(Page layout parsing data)

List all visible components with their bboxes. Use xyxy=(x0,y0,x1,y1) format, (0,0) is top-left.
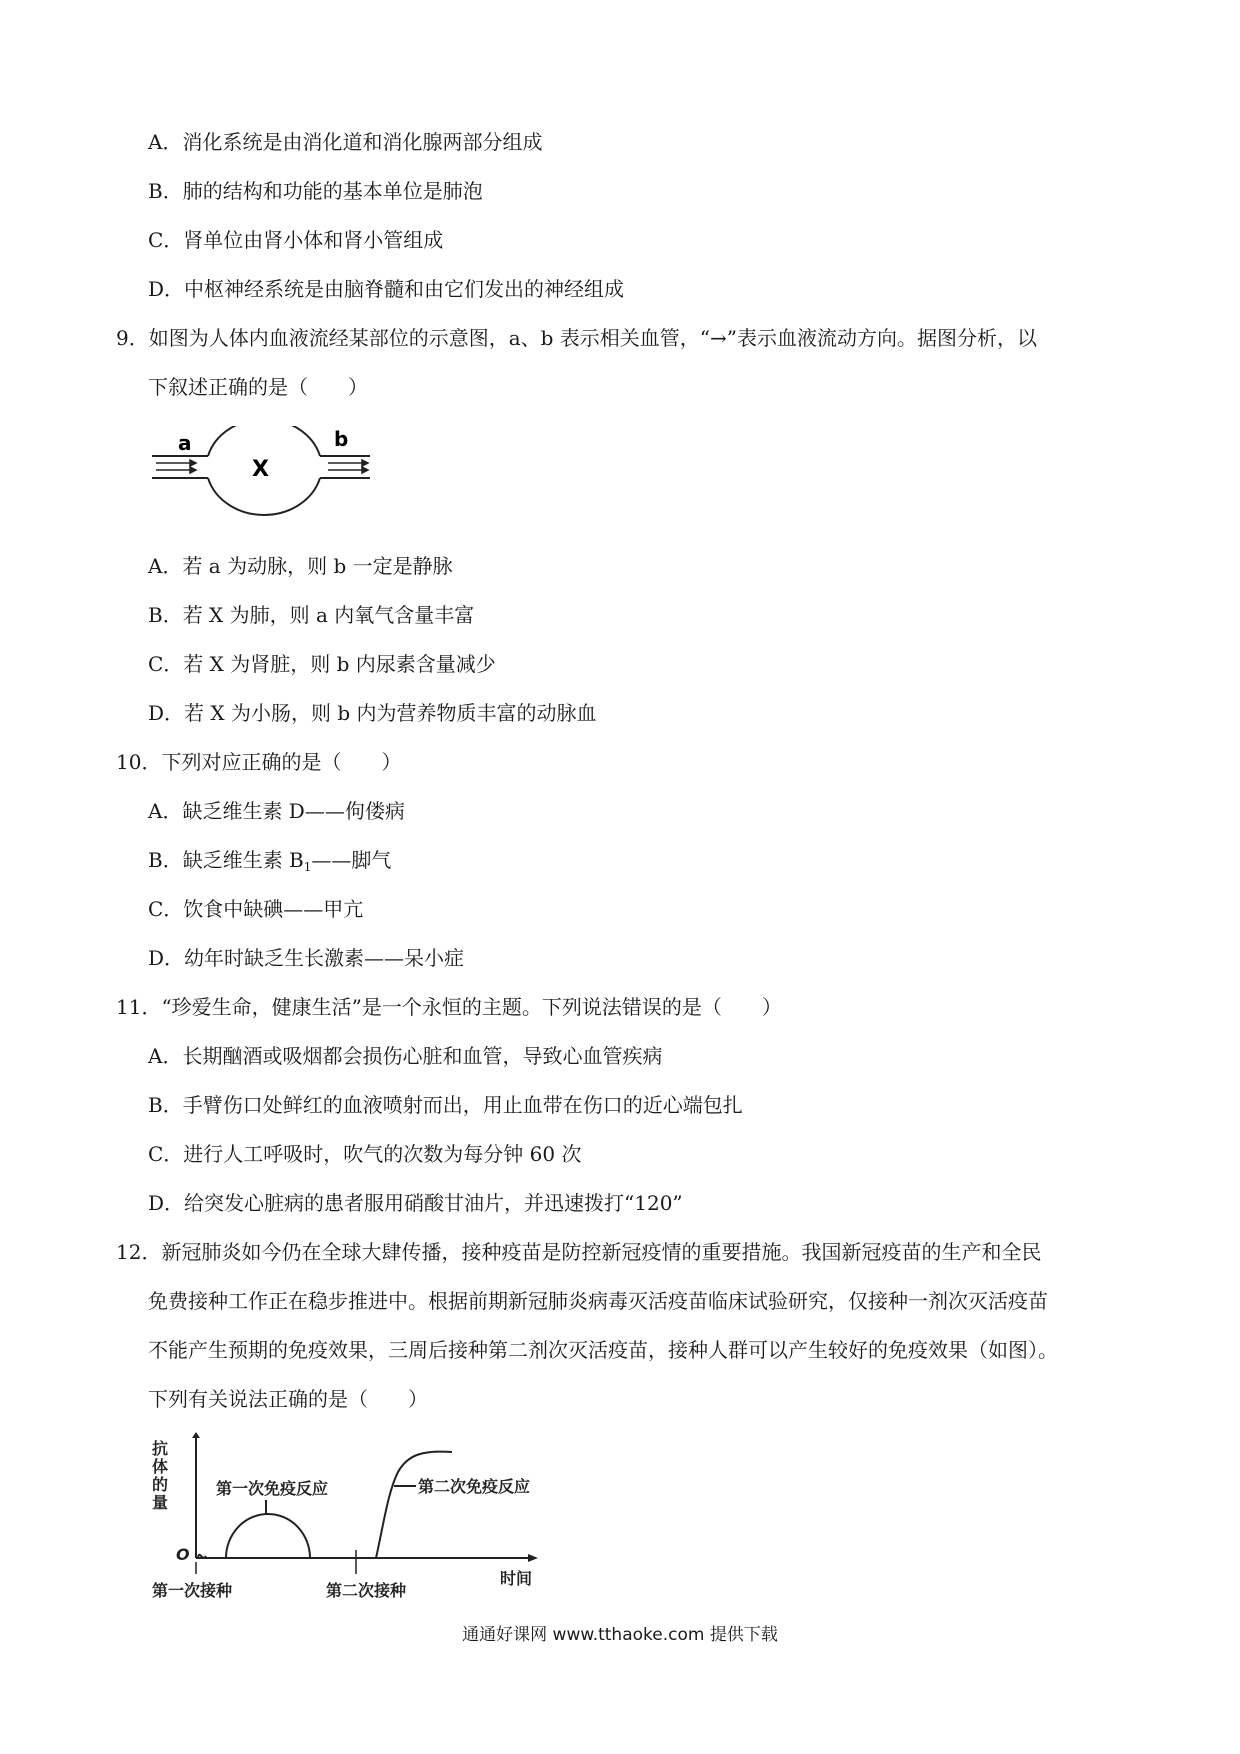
vessel-label-b: b xyxy=(334,427,349,451)
q10-option-b-subscript: 1 xyxy=(303,860,312,874)
q10-option-c: C．饮食中缺碘——甲亢 xyxy=(148,897,364,921)
first-dose-label: 第一次接种 xyxy=(152,1581,233,1600)
q12-stem-line3: 不能产生预期的免疫效果，三周后接种第二剂次灭活疫苗，接种人群可以产生较好的免疫效果（如图）。 xyxy=(148,1338,1058,1362)
q10-option-b xyxy=(148,846,391,881)
q12-stem-line2: 免费接种工作正在稳步推进中。根据前期新冠肺炎病毒灭活疫苗临床试验研究，仅接种一剂次灭活疫苗 xyxy=(148,1289,1048,1313)
q9-option-b: B．若 X 为肺，则 a 内氧气含量丰富 xyxy=(148,603,475,627)
first-response-curve xyxy=(198,1514,310,1558)
q10-option-b-post: ——脚气 xyxy=(311,848,392,872)
q12-stem-line1: 12．新冠肺炎如今仍在全球大肆传播，接种疫苗是防控新冠疫情的重要措施。我国新冠疫苗的生产和全民 xyxy=(116,1240,1042,1264)
y-axis-label-char-1: 抗 xyxy=(152,1439,169,1458)
q9-stem-line1: 9．如图为人体内血液流经某部位的示意图，a、b 表示相关血管，“→”表示血液流动方向。据图分析，以 xyxy=(116,326,1038,350)
q8-option-b: B．肺的结构和功能的基本单位是肺泡 xyxy=(148,179,483,203)
q11-option-d: D．给突发心脏病的患者服用硝酸甘油片，并迅速拨打“120” xyxy=(148,1191,683,1215)
q9-option-c: C．若 X 为肾脏，则 b 内尿素含量减少 xyxy=(148,652,496,676)
q11-option-a: A．长期酗酒或吸烟都会损伤心脏和血管，导致心血管疾病 xyxy=(148,1044,663,1068)
q10-option-b-pre: B．缺乏维生素 B xyxy=(148,848,304,872)
x-axis-label: 时间 xyxy=(500,1569,533,1588)
page-footer: 通通好课网 www.tthaoke.com 提供下载 xyxy=(462,1625,778,1645)
organ-label-x: X xyxy=(252,457,269,482)
q10-option-d: D．幼年时缺乏生长激素——呆小症 xyxy=(148,946,465,970)
second-response-label: 第二次免疫反应 xyxy=(418,1477,531,1496)
outflow-arrow-icon xyxy=(328,460,368,473)
q10-option-a: A．缺乏维生素 D——佝偻病 xyxy=(148,799,405,823)
q10-stem: 10．下列对应正确的是（ ） xyxy=(116,750,402,774)
y-axis-label-char-3: 的 xyxy=(152,1475,169,1494)
origin-label: O xyxy=(176,1545,190,1564)
vessel-label-a: a xyxy=(178,431,192,455)
first-response-label: 第一次免疫反应 xyxy=(216,1479,329,1498)
inflow-arrow-icon xyxy=(156,460,196,473)
q12-stem-line4: 下列有关说法正确的是（ ） xyxy=(148,1387,428,1411)
blood-flow-diagram xyxy=(150,426,390,526)
q8-option-a: A．消化系统是由消化道和消化腺两部分组成 xyxy=(148,130,543,154)
q11-option-c: C．进行人工呼吸时，吹气的次数为每分钟 60 次 xyxy=(148,1142,582,1166)
q11-stem: 11．“珍爱生命，健康生活”是一个永恒的主题。下列说法错误的是（ ） xyxy=(116,995,782,1019)
y-axis-label-char-4: 量 xyxy=(152,1493,169,1512)
y-axis-label-char-2: 体 xyxy=(152,1457,169,1476)
q9-option-d: D．若 X 为小肠，则 b 内为营养物质丰富的动脉血 xyxy=(148,701,597,725)
q11-option-b: B．手臂伤口处鲜红的血液喷射而出，用止血带在伤口的近心端包扎 xyxy=(148,1093,743,1117)
second-dose-label: 第二次接种 xyxy=(326,1581,407,1600)
antibody-response-graph xyxy=(148,1432,568,1602)
q8-option-c: C．肾单位由肾小体和肾小管组成 xyxy=(148,228,444,252)
q8-option-d: D．中枢神经系统是由脑脊髓和由它们发出的神经组成 xyxy=(148,277,625,301)
y-axis-arrow-icon xyxy=(192,1432,200,1438)
second-response-curve xyxy=(376,1452,452,1558)
q9-stem-line2: 下叙述正确的是（ ） xyxy=(148,375,368,399)
q9-option-a: A．若 a 为动脉，则 b 一定是静脉 xyxy=(148,554,453,578)
x-axis-arrow-icon xyxy=(528,1554,538,1562)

*Problem description:* All the records need to be set down word for word, with the images left out.

*Solution to the exercise:*
List all visible components with their bboxes. Use xyxy=(x0,y0,x1,y1) format, (0,0) is top-left.
vessel-label-b: b xyxy=(334,427,349,451)
q10-option-b-subscript: 1 xyxy=(303,860,312,874)
q10-option-c: C．饮食中缺碘——甲亢 xyxy=(148,897,364,921)
first-dose-label: 第一次接种 xyxy=(152,1581,233,1600)
q12-stem-line3: 不能产生预期的免疫效果，三周后接种第二剂次灭活疫苗，接种人群可以产生较好的免疫效果（如图）。 xyxy=(148,1338,1058,1362)
q10-option-b xyxy=(148,846,391,881)
q12-stem-line2: 免费接种工作正在稳步推进中。根据前期新冠肺炎病毒灭活疫苗临床试验研究，仅接种一剂次灭活疫苗 xyxy=(148,1289,1048,1313)
q9-option-b: B．若 X 为肺，则 a 内氧气含量丰富 xyxy=(148,603,475,627)
first-response-curve xyxy=(198,1514,310,1558)
q10-option-b-post: ——脚气 xyxy=(311,848,392,872)
q12-stem-line1: 12．新冠肺炎如今仍在全球大肆传播，接种疫苗是防控新冠疫情的重要措施。我国新冠疫苗的生产和全民 xyxy=(116,1240,1042,1264)
y-axis-label-char-1: 抗 xyxy=(152,1439,169,1458)
q9-stem-line1: 9．如图为人体内血液流经某部位的示意图，a、b 表示相关血管，“→”表示血液流动方向。据图分析，以 xyxy=(116,326,1038,350)
q8-option-b: B．肺的结构和功能的基本单位是肺泡 xyxy=(148,179,483,203)
q11-option-d: D．给突发心脏病的患者服用硝酸甘油片，并迅速拨打“120” xyxy=(148,1191,683,1215)
q9-option-c: C．若 X 为肾脏，则 b 内尿素含量减少 xyxy=(148,652,496,676)
q11-option-a: A．长期酗酒或吸烟都会损伤心脏和血管，导致心血管疾病 xyxy=(148,1044,663,1068)
q10-option-b-pre: B．缺乏维生素 B xyxy=(148,848,304,872)
x-axis-label: 时间 xyxy=(500,1569,533,1588)
page-footer: 通通好课网 www.tthaoke.com 提供下载 xyxy=(462,1625,778,1645)
organ-label-x: X xyxy=(252,457,269,482)
q10-option-d: D．幼年时缺乏生长激素——呆小症 xyxy=(148,946,465,970)
second-response-label: 第二次免疫反应 xyxy=(418,1477,531,1496)
outflow-arrow-icon xyxy=(328,460,368,473)
q10-option-a: A．缺乏维生素 D——佝偻病 xyxy=(148,799,405,823)
q10-stem: 10．下列对应正确的是（ ） xyxy=(116,750,402,774)
y-axis-label-char-3: 的 xyxy=(152,1475,169,1494)
origin-label: O xyxy=(176,1545,190,1564)
vessel-label-a: a xyxy=(178,431,192,455)
first-response-label: 第一次免疫反应 xyxy=(216,1479,329,1498)
inflow-arrow-icon xyxy=(156,460,196,473)
q12-stem-line4: 下列有关说法正确的是（ ） xyxy=(148,1387,428,1411)
blood-flow-diagram xyxy=(150,426,390,526)
q8-option-a: A．消化系统是由消化道和消化腺两部分组成 xyxy=(148,130,543,154)
q11-option-c: C．进行人工呼吸时，吹气的次数为每分钟 60 次 xyxy=(148,1142,582,1166)
q11-stem: 11．“珍爱生命，健康生活”是一个永恒的主题。下列说法错误的是（ ） xyxy=(116,995,782,1019)
y-axis-label-char-4: 量 xyxy=(152,1493,169,1512)
y-axis-label-char-2: 体 xyxy=(152,1457,169,1476)
q9-option-d: D．若 X 为小肠，则 b 内为营养物质丰富的动脉血 xyxy=(148,701,597,725)
q11-option-b: B．手臂伤口处鲜红的血液喷射而出，用止血带在伤口的近心端包扎 xyxy=(148,1093,743,1117)
second-dose-label: 第二次接种 xyxy=(326,1581,407,1600)
antibody-response-graph xyxy=(148,1432,568,1602)
q8-option-c: C．肾单位由肾小体和肾小管组成 xyxy=(148,228,444,252)
q8-option-d: D．中枢神经系统是由脑脊髓和由它们发出的神经组成 xyxy=(148,277,625,301)
y-axis-arrow-icon xyxy=(192,1432,200,1438)
second-response-curve xyxy=(376,1452,452,1558)
q9-stem-line2: 下叙述正确的是（ ） xyxy=(148,375,368,399)
q9-option-a: A．若 a 为动脉，则 b 一定是静脉 xyxy=(148,554,453,578)
x-axis-arrow-icon xyxy=(528,1554,538,1562)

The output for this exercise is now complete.